Goal: Copy out the entries exactly, from the first line to the last.

(Rows from a dataset)
= = = = = = =
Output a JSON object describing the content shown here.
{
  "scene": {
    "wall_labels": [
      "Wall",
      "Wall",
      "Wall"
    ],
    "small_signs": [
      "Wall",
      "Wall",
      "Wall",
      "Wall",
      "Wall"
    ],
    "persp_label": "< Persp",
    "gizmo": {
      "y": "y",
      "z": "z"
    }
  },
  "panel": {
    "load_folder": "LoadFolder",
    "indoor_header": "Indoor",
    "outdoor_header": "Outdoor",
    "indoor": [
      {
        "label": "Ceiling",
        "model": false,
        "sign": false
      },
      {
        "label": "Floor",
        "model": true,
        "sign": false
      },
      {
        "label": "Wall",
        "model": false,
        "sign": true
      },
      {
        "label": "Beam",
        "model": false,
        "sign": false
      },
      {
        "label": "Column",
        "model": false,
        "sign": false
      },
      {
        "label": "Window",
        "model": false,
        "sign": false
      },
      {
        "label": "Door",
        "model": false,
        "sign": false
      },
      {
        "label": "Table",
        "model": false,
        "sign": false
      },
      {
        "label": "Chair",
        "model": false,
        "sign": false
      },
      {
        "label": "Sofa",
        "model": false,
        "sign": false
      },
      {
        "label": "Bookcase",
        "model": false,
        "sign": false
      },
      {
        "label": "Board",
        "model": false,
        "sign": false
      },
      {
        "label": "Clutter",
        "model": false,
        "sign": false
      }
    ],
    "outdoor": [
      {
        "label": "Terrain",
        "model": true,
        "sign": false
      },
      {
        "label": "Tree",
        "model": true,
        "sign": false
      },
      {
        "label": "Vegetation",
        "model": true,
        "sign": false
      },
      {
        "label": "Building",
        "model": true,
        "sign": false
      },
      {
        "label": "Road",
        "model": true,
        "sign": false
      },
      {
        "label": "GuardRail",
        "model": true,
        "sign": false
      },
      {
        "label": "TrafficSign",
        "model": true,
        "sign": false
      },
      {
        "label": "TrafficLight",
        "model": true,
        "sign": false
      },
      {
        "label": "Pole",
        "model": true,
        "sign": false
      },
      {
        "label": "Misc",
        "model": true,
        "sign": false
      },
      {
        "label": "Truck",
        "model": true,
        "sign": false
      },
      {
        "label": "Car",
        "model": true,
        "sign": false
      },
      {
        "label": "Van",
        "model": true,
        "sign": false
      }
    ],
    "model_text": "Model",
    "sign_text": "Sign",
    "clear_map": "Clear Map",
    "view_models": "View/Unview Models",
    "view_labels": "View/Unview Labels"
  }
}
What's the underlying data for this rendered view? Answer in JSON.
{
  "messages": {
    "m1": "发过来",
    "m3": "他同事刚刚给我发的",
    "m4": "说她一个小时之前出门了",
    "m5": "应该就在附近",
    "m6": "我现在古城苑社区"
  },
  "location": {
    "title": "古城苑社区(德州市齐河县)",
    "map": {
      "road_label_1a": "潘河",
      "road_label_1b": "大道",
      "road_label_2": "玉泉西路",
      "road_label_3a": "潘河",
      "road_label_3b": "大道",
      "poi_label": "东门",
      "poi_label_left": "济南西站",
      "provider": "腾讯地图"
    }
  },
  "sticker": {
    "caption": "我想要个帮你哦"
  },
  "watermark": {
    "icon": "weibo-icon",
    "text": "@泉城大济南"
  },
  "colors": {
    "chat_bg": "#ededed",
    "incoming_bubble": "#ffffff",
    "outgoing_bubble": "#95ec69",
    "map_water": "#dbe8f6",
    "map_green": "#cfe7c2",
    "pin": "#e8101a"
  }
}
= = = = = = =
Response to the task:
Output a JSON object describing the content shown here.
{
  "scene": {
    "wall_labels": [
      "Wall",
      "Wall",
      "Wall"
    ],
    "small_signs": [
      "Wall",
      "Wall",
      "Wall",
      "Wall",
      "Wall"
    ],
    "persp_label": "< Persp",
    "gizmo": {
      "y": "y",
      "z": "z"
    }
  },
  "panel": {
    "load_folder": "LoadFolder",
    "indoor_header": "Indoor",
    "outdoor_header": "Outdoor",
    "indoor": [
      {
        "label": "Ceiling",
        "model": false,
        "sign": false
      },
      {
        "label": "Floor",
        "model": true,
        "sign": false
      },
      {
        "label": "Wall",
        "model": false,
        "sign": true
      },
      {
        "label": "Beam",
        "model": false,
        "sign": false
      },
      {
        "label": "Column",
        "model": false,
        "sign": false
      },
      {
        "label": "Window",
        "model": false,
        "sign": false
      },
      {
        "label": "Door",
        "model": false,
        "sign": false
      },
      {
        "label": "Table",
        "model": false,
        "sign": false
      },
      {
        "label": "Chair",
        "model": false,
        "sign": false
      },
      {
        "label": "Sofa",
        "model": false,
        "sign": false
      },
      {
        "label": "Bookcase",
        "model": false,
        "sign": false
      },
      {
        "label": "Board",
        "model": false,
        "sign": false
      },
      {
        "label": "Clutter",
        "model": false,
        "sign": false
      }
    ],
    "outdoor": [
      {
        "label": "Terrain",
        "model": true,
        "sign": false
      },
      {
        "label": "Tree",
        "model": true,
        "sign": false
      },
      {
        "label": "Vegetation",
        "model": true,
        "sign": false
      },
      {
        "label": "Building",
        "model": true,
        "sign": false
      },
      {
        "label": "Road",
        "model": true,
        "sign": false
      },
      {
        "label": "GuardRail",
        "model": true,
        "sign": false
      },
      {
        "label": "TrafficSign",
        "model": true,
        "sign": false
      },
      {
        "label": "TrafficLight",
        "model": true,
        "sign": false
      },
      {
        "label": "Pole",
        "model": true,
        "sign": false
      },
      {
        "label": "Misc",
        "model": true,
        "sign": false
      },
      {
        "label": "Truck",
        "model": true,
        "sign": false
      },
      {
        "label": "Car",
        "model": true,
        "sign": false
      },
      {
        "label": "Van",
        "model": true,
        "sign": false
      }
    ],
    "model_text": "Model",
    "sign_text": "Sign",
    "clear_map": "Clear Map",
    "view_models": "View/Unview Models",
    "view_labels": "View/Unview Labels"
  }
}
What's the underlying data for this rendered view? Answer in JSON.
{
  "messages": {
    "m1": "发过来",
    "m3": "他同事刚刚给我发的",
    "m4": "说她一个小时之前出门了",
    "m5": "应该就在附近",
    "m6": "我现在古城苑社区"
  },
  "location": {
    "title": "古城苑社区(德州市齐河县)",
    "map": {
      "road_label_1a": "潘河",
      "road_label_1b": "大道",
      "road_label_2": "玉泉西路",
      "road_label_3a": "潘河",
      "road_label_3b": "大道",
      "poi_label": "东门",
      "poi_label_left": "济南西站",
      "provider": "腾讯地图"
    }
  },
  "sticker": {
    "caption": "我想要个帮你哦"
  },
  "watermark": {
    "icon": "weibo-icon",
    "text": "@泉城大济南"
  },
  "colors": {
    "chat_bg": "#ededed",
    "incoming_bubble": "#ffffff",
    "outgoing_bubble": "#95ec69",
    "map_water": "#dbe8f6",
    "map_green": "#cfe7c2",
    "pin": "#e8101a"
  }
}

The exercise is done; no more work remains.